(Box annotation data)

★ ★ ★ ★ ★ ★ ★

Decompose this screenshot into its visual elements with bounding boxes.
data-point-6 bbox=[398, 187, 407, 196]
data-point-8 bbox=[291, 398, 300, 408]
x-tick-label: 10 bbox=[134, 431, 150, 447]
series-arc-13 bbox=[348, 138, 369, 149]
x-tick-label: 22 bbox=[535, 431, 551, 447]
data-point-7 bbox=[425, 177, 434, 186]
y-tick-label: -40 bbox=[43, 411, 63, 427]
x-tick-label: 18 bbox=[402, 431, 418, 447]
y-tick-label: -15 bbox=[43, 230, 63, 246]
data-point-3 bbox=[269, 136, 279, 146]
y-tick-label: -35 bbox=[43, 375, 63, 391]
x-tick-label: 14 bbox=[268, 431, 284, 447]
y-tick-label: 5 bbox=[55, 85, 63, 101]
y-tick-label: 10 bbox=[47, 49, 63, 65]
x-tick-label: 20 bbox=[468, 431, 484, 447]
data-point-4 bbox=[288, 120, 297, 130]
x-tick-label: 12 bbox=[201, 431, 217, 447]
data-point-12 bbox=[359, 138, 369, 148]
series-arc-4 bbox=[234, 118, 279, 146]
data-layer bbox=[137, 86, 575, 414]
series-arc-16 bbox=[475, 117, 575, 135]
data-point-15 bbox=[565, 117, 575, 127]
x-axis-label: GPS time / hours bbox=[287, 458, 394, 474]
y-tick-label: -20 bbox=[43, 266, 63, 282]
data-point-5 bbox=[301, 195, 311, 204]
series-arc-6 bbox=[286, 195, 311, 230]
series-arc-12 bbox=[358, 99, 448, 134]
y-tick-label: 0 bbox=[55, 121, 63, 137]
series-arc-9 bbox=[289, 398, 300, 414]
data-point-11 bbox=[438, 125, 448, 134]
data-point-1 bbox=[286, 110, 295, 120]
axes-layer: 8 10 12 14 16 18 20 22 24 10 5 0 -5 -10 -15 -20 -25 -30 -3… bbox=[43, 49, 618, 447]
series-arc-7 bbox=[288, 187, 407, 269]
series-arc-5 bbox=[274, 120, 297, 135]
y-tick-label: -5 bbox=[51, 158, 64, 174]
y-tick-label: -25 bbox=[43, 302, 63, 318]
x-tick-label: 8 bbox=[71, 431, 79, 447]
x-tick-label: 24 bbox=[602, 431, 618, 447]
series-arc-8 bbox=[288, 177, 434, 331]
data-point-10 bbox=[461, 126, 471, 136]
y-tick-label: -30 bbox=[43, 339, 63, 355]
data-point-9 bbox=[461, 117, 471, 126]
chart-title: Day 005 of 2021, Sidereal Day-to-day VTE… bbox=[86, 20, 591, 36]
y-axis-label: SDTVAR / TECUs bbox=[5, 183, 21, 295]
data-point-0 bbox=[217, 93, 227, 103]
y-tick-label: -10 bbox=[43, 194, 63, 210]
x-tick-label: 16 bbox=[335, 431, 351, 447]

★ ★ ★ ★ ★ ★ ★

Swap each "y-tick-label" in the records for "y-axis-tick", keeping every other part of the lines the same.

SOLVED EXERCISE -
Decompose this screenshot into its visual elements with bounding boxes.
data-point-6 bbox=[398, 187, 407, 196]
data-point-8 bbox=[291, 398, 300, 408]
x-tick-label: 10 bbox=[134, 431, 150, 447]
series-arc-13 bbox=[348, 138, 369, 149]
x-tick-label: 22 bbox=[535, 431, 551, 447]
data-point-7 bbox=[425, 177, 434, 186]
y-axis-tick: -40 bbox=[43, 411, 63, 427]
x-tick-label: 18 bbox=[402, 431, 418, 447]
y-axis-tick: -15 bbox=[43, 230, 63, 246]
data-point-3 bbox=[269, 136, 279, 146]
y-axis-tick: -35 bbox=[43, 375, 63, 391]
x-tick-label: 14 bbox=[268, 431, 284, 447]
y-axis-tick: 5 bbox=[55, 85, 63, 101]
y-axis-tick: 10 bbox=[47, 49, 63, 65]
x-tick-label: 20 bbox=[468, 431, 484, 447]
data-point-4 bbox=[288, 120, 297, 130]
x-tick-label: 12 bbox=[201, 431, 217, 447]
data-point-12 bbox=[359, 138, 369, 148]
series-arc-4 bbox=[234, 118, 279, 146]
data-layer bbox=[137, 86, 575, 414]
series-arc-16 bbox=[475, 117, 575, 135]
data-point-15 bbox=[565, 117, 575, 127]
x-axis-label: GPS time / hours bbox=[287, 458, 394, 474]
y-axis-tick: -20 bbox=[43, 266, 63, 282]
data-point-5 bbox=[301, 195, 311, 204]
series-arc-6 bbox=[286, 195, 311, 230]
series-arc-12 bbox=[358, 99, 448, 134]
y-axis-tick: 0 bbox=[55, 121, 63, 137]
series-arc-9 bbox=[289, 398, 300, 414]
data-point-11 bbox=[438, 125, 448, 134]
data-point-1 bbox=[286, 110, 295, 120]
axes-layer: 8 10 12 14 16 18 20 22 24 10 5 0 -5 -10 -15 -20 -25 -30 -3… bbox=[43, 49, 618, 447]
series-arc-7 bbox=[288, 187, 407, 269]
series-arc-5 bbox=[274, 120, 297, 135]
y-axis-tick: -5 bbox=[51, 158, 64, 174]
y-axis-tick: -25 bbox=[43, 302, 63, 318]
x-tick-label: 8 bbox=[71, 431, 79, 447]
x-tick-label: 24 bbox=[602, 431, 618, 447]
series-arc-8 bbox=[288, 177, 434, 331]
data-point-10 bbox=[461, 126, 471, 136]
y-axis-tick: -30 bbox=[43, 339, 63, 355]
data-point-9 bbox=[461, 117, 471, 126]
chart-title: Day 005 of 2021, Sidereal Day-to-day VTE… bbox=[86, 20, 591, 36]
y-axis-label: SDTVAR / TECUs bbox=[5, 183, 21, 295]
data-point-0 bbox=[217, 93, 227, 103]
y-axis-tick: -10 bbox=[43, 194, 63, 210]
x-tick-label: 16 bbox=[335, 431, 351, 447]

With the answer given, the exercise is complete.